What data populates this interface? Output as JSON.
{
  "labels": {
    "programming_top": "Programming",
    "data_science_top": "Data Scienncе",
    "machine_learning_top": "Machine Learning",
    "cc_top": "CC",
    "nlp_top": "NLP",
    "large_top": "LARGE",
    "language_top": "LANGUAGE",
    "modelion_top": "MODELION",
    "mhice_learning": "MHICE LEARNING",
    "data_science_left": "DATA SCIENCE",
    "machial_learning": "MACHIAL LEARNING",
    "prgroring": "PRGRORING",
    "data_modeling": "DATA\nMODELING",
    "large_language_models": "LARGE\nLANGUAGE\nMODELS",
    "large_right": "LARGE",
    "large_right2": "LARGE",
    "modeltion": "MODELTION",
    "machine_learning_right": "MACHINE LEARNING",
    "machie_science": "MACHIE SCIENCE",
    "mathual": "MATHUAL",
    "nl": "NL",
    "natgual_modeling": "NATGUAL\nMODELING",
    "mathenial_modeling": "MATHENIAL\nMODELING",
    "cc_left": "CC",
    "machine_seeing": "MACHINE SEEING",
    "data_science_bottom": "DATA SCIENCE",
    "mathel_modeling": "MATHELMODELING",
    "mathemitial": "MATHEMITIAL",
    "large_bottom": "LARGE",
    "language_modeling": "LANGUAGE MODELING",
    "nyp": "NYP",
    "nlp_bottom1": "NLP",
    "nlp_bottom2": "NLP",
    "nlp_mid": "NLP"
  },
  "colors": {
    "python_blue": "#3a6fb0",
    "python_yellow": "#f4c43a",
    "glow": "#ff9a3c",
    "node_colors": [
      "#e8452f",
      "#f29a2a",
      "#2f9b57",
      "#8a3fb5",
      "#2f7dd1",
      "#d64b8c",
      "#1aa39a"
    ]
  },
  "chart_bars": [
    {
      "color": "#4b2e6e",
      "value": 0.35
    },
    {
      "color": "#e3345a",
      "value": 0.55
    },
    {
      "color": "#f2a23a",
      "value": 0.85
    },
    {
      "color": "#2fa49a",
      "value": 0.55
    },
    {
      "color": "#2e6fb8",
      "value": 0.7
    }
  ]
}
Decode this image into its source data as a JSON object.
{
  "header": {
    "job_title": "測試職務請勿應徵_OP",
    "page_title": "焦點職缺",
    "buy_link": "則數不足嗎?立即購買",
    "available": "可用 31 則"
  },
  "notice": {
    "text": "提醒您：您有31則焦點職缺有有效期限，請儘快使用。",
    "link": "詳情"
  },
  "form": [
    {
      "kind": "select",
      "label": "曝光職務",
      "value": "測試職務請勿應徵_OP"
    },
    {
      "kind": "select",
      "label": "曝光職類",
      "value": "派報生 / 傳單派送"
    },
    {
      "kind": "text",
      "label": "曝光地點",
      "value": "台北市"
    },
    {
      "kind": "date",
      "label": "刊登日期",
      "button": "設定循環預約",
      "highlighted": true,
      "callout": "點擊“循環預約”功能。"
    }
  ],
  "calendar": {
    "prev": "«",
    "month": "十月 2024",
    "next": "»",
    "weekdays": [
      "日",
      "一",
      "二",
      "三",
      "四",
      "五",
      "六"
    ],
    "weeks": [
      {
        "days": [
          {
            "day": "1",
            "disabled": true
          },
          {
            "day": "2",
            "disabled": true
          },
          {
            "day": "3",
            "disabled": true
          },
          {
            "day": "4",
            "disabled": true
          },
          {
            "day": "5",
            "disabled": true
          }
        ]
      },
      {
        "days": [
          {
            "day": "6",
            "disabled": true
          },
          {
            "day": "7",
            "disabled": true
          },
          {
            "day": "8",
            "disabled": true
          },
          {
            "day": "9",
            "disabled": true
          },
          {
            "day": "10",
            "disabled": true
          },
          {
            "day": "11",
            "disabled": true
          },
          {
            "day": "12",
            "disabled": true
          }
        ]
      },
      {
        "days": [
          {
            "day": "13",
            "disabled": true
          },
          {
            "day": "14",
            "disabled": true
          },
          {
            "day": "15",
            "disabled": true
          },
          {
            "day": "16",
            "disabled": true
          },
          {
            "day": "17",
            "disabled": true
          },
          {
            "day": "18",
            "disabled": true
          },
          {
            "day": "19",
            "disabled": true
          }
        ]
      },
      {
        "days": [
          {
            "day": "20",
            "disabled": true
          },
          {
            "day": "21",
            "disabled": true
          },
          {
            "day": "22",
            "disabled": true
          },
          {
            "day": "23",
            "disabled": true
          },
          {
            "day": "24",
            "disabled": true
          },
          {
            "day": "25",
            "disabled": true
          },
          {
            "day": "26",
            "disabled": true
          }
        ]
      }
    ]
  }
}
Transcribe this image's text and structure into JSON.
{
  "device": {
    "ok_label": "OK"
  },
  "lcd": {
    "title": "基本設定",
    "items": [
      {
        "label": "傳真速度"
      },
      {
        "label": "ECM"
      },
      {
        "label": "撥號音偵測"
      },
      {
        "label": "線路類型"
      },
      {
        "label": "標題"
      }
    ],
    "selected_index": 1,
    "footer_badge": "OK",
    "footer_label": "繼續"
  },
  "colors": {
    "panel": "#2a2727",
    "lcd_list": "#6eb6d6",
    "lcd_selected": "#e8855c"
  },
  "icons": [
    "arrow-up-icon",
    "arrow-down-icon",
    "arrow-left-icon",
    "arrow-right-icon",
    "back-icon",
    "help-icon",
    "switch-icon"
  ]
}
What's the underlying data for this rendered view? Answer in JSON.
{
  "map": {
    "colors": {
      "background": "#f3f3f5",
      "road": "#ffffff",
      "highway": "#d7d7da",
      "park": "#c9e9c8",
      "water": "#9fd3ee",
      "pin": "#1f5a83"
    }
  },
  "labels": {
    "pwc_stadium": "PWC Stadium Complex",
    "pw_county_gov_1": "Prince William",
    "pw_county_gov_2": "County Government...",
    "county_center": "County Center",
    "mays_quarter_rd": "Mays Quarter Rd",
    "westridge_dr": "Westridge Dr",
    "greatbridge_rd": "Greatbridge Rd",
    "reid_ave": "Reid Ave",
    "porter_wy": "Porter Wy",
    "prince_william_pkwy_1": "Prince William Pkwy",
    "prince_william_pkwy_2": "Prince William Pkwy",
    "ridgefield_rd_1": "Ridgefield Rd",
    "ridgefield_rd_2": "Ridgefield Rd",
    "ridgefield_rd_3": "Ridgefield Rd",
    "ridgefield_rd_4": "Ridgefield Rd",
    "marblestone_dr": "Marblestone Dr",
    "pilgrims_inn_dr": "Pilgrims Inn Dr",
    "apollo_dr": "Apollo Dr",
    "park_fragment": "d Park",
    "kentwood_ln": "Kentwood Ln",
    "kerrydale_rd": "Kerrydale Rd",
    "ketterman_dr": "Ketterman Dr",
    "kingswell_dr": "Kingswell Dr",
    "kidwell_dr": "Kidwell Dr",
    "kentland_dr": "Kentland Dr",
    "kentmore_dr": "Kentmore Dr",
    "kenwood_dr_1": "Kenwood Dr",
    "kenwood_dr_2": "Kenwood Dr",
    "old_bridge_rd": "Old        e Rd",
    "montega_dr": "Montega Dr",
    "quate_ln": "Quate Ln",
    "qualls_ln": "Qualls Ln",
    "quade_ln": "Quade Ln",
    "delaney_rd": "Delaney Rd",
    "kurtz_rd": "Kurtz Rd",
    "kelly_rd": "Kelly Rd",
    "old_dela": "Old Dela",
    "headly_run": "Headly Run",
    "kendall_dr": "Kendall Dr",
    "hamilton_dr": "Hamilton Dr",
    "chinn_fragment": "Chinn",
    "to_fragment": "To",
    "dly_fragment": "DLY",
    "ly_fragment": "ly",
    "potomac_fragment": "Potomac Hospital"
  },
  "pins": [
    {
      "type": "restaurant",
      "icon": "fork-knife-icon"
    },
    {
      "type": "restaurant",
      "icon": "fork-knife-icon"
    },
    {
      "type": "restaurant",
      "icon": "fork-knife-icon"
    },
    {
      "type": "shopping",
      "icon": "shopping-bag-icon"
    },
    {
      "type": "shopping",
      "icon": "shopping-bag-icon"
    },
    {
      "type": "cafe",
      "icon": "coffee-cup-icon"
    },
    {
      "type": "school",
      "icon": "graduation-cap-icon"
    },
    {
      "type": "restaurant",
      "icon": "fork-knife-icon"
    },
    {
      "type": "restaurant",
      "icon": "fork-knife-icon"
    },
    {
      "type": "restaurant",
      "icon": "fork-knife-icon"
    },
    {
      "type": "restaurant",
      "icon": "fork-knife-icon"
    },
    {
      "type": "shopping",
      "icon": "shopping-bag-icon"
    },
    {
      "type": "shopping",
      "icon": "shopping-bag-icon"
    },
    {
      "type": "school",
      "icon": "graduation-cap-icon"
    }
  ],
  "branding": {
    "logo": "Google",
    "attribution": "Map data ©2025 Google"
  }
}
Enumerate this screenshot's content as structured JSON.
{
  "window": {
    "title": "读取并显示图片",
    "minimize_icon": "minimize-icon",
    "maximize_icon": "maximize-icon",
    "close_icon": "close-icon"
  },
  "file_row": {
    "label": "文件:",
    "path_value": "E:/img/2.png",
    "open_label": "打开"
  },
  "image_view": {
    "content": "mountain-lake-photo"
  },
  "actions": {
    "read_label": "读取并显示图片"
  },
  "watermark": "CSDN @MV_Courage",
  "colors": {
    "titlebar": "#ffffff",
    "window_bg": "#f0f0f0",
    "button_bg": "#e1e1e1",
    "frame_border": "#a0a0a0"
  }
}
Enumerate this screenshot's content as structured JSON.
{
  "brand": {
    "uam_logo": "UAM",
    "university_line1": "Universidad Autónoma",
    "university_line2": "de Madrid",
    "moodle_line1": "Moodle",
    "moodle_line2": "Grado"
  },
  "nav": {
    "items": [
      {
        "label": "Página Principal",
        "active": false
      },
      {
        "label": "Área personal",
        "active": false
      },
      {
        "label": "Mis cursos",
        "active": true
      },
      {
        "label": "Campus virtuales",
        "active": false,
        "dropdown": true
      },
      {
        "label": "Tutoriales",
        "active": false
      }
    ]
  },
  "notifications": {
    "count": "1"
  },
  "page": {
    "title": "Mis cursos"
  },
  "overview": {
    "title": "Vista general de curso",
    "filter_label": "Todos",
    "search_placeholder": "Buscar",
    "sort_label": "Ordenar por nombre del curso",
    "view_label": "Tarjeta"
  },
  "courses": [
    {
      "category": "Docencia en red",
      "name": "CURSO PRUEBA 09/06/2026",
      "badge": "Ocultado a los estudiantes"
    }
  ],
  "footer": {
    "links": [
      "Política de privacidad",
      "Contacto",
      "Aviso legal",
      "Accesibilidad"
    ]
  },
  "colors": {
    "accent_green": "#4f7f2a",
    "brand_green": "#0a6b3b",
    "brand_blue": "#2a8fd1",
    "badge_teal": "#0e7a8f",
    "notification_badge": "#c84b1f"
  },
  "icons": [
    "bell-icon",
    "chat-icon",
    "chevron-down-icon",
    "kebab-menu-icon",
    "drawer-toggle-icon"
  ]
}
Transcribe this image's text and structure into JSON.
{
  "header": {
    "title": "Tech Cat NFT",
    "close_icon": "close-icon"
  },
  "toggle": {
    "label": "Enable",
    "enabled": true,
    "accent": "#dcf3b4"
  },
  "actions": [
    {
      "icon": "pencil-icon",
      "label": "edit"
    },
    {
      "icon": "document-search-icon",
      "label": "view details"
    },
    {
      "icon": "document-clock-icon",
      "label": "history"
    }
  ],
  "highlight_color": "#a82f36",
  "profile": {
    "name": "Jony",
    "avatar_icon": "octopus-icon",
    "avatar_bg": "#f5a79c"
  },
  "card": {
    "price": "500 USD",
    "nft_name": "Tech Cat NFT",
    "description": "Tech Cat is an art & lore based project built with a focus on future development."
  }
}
-=-=-
■ REQUIRED WORK ■
Look through the data and show every line containing "document".

■ FULL ANSWER ■
      "icon": "document-search-icon",
      "icon": "document-clock-icon",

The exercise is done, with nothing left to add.